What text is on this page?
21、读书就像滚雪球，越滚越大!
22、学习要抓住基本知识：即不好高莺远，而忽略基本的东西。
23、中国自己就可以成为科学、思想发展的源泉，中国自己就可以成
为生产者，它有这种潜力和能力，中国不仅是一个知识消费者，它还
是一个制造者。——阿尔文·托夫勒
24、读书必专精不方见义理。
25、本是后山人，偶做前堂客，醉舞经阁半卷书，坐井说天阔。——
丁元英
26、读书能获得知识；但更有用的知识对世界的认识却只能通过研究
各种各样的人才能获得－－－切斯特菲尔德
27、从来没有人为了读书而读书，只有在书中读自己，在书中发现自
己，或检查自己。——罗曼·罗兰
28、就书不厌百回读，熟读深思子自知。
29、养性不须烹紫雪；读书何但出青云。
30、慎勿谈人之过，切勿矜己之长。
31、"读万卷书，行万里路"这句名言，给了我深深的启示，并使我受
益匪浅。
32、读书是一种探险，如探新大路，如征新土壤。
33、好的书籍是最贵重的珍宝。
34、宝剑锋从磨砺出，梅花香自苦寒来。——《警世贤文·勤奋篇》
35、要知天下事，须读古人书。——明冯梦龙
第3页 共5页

YOUR GOAL:
Your task is to retype all of the records exactly.

RESPONSE:
What text is on this page?
21、读书就像滚雪球，越滚越大!
22、学习要抓住基本知识：即不好高莺远，而忽略基本的东西。
23、中国自己就可以成为科学、思想发展的源泉，中国自己就可以成
为生产者，它有这种潜力和能力，中国不仅是一个知识消费者，它还
是一个制造者。——阿尔文·托夫勒
24、读书必专精不方见义理。
25、本是后山人，偶做前堂客，醉舞经阁半卷书，坐井说天阔。——
丁元英
26、读书能获得知识；但更有用的知识对世界的认识却只能通过研究
各种各样的人才能获得－－－切斯特菲尔德
27、从来没有人为了读书而读书，只有在书中读自己，在书中发现自
己，或检查自己。——罗曼·罗兰
28、就书不厌百回读，熟读深思子自知。
29、养性不须烹紫雪；读书何但出青云。
30、慎勿谈人之过，切勿矜己之长。
31、"读万卷书，行万里路"这句名言，给了我深深的启示，并使我受
益匪浅。
32、读书是一种探险，如探新大路，如征新土壤。
33、好的书籍是最贵重的珍宝。
34、宝剑锋从磨砺出，梅花香自苦寒来。——《警世贤文·勤奋篇》
35、要知天下事，须读古人书。——明冯梦龙
第3页 共5页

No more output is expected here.